• **WHAT YOU WILL DO**:
Copy each line below that contains "young".
--- BEGIN ---
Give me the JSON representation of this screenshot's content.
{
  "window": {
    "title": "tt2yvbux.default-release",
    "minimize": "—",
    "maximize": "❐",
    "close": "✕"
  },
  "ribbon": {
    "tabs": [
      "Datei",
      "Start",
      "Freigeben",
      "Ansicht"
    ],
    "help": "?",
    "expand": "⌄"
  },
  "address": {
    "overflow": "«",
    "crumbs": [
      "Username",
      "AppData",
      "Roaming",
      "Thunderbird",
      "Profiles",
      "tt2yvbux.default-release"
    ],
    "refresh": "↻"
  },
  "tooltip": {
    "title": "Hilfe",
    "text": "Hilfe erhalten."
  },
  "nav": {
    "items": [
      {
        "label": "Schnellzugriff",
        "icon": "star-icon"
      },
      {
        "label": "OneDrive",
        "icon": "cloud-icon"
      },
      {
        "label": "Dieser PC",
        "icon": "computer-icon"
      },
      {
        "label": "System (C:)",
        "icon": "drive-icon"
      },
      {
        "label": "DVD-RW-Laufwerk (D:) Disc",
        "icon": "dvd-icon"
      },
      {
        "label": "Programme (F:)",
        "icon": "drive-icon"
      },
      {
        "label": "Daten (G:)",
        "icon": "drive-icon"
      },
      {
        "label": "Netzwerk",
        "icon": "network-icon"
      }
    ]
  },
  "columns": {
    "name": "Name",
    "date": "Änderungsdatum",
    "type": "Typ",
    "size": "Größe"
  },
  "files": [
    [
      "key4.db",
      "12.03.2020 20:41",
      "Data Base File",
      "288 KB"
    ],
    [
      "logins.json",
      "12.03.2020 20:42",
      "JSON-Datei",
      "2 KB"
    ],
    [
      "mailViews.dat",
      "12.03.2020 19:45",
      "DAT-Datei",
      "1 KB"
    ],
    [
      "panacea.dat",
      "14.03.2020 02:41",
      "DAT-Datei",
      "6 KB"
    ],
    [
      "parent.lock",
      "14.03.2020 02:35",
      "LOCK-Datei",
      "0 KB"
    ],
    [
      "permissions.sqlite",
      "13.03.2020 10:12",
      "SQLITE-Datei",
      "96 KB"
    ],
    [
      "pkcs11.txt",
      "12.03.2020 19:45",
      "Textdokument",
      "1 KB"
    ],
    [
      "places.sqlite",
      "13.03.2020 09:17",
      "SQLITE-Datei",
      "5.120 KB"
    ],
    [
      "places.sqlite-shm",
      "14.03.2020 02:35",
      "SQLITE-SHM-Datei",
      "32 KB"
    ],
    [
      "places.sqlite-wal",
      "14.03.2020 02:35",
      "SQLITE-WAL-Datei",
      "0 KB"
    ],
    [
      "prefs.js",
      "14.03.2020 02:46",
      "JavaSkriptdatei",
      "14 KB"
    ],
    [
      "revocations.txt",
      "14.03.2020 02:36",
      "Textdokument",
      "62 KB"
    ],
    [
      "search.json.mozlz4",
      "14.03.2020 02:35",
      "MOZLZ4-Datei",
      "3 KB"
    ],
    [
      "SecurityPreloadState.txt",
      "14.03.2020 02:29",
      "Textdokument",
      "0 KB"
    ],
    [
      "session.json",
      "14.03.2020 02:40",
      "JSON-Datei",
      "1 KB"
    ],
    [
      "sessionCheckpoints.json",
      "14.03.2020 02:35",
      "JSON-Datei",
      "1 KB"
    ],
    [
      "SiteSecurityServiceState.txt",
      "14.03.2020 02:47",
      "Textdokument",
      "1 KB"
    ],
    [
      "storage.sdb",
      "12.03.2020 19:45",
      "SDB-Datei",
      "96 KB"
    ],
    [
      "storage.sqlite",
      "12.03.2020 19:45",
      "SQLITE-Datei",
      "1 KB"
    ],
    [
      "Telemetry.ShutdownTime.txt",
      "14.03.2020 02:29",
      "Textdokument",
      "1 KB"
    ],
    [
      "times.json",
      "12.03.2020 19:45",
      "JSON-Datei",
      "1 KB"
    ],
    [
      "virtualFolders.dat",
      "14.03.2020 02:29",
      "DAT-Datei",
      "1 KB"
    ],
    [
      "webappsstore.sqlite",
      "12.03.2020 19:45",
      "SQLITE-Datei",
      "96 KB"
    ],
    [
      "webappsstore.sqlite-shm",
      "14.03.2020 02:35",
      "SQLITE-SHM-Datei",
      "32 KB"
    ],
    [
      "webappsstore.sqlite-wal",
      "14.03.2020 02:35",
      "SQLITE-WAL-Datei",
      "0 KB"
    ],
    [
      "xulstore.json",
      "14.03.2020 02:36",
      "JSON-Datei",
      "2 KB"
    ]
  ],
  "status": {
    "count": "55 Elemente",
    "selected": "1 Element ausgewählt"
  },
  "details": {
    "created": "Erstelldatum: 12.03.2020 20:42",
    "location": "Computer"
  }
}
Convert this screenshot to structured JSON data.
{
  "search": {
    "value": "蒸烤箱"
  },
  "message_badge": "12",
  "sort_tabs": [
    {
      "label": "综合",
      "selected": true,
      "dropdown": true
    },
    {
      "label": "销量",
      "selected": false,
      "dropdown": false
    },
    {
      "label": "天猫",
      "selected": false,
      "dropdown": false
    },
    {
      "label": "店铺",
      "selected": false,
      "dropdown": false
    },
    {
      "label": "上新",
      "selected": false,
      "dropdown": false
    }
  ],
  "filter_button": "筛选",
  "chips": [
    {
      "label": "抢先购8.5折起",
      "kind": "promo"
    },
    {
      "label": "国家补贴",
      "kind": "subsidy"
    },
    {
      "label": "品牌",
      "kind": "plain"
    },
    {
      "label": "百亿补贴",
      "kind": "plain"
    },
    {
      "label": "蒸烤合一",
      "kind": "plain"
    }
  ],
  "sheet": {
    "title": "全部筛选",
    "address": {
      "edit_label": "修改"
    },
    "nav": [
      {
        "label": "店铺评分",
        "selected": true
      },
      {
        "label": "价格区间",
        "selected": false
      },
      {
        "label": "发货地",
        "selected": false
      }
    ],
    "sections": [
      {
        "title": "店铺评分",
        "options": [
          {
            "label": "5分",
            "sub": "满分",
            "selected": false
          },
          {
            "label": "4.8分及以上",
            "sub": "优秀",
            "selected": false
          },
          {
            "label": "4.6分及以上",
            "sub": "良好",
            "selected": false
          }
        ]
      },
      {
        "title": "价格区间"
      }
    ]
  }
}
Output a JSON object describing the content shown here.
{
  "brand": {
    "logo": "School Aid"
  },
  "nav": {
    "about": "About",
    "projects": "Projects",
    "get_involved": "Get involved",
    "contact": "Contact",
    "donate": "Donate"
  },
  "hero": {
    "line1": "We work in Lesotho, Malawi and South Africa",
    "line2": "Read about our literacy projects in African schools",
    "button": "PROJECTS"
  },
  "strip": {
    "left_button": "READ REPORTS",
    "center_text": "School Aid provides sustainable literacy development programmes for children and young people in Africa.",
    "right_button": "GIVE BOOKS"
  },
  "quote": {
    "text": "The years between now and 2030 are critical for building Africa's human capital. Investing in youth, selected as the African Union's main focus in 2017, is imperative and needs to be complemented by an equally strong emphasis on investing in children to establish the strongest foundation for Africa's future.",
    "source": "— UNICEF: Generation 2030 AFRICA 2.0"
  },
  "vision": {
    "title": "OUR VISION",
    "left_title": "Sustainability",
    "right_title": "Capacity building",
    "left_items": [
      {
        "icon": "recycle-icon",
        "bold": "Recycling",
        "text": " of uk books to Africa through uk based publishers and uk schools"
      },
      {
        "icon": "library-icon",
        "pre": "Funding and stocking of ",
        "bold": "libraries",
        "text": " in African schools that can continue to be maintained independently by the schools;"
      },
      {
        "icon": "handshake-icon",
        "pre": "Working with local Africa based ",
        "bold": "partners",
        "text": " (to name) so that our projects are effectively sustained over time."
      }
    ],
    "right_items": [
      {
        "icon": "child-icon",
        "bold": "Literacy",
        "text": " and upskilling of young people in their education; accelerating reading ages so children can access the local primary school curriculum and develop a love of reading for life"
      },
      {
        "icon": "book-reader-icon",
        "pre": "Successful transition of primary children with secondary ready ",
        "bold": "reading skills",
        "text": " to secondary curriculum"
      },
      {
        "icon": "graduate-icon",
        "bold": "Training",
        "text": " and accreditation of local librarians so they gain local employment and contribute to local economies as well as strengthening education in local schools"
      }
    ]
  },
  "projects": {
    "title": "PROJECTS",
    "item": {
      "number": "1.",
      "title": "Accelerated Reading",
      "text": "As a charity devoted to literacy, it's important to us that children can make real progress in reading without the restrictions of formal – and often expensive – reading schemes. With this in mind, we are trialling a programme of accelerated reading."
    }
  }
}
--- END ---
• **IN RESPONSE**:
    "center_text": "School Aid provides sustainable literacy development programmes for children and young people in Africa.",
        "text": " and upskilling of young people in their education; accelerating reading ages so children can access the local primary school curriculum and develop a love of reading for life"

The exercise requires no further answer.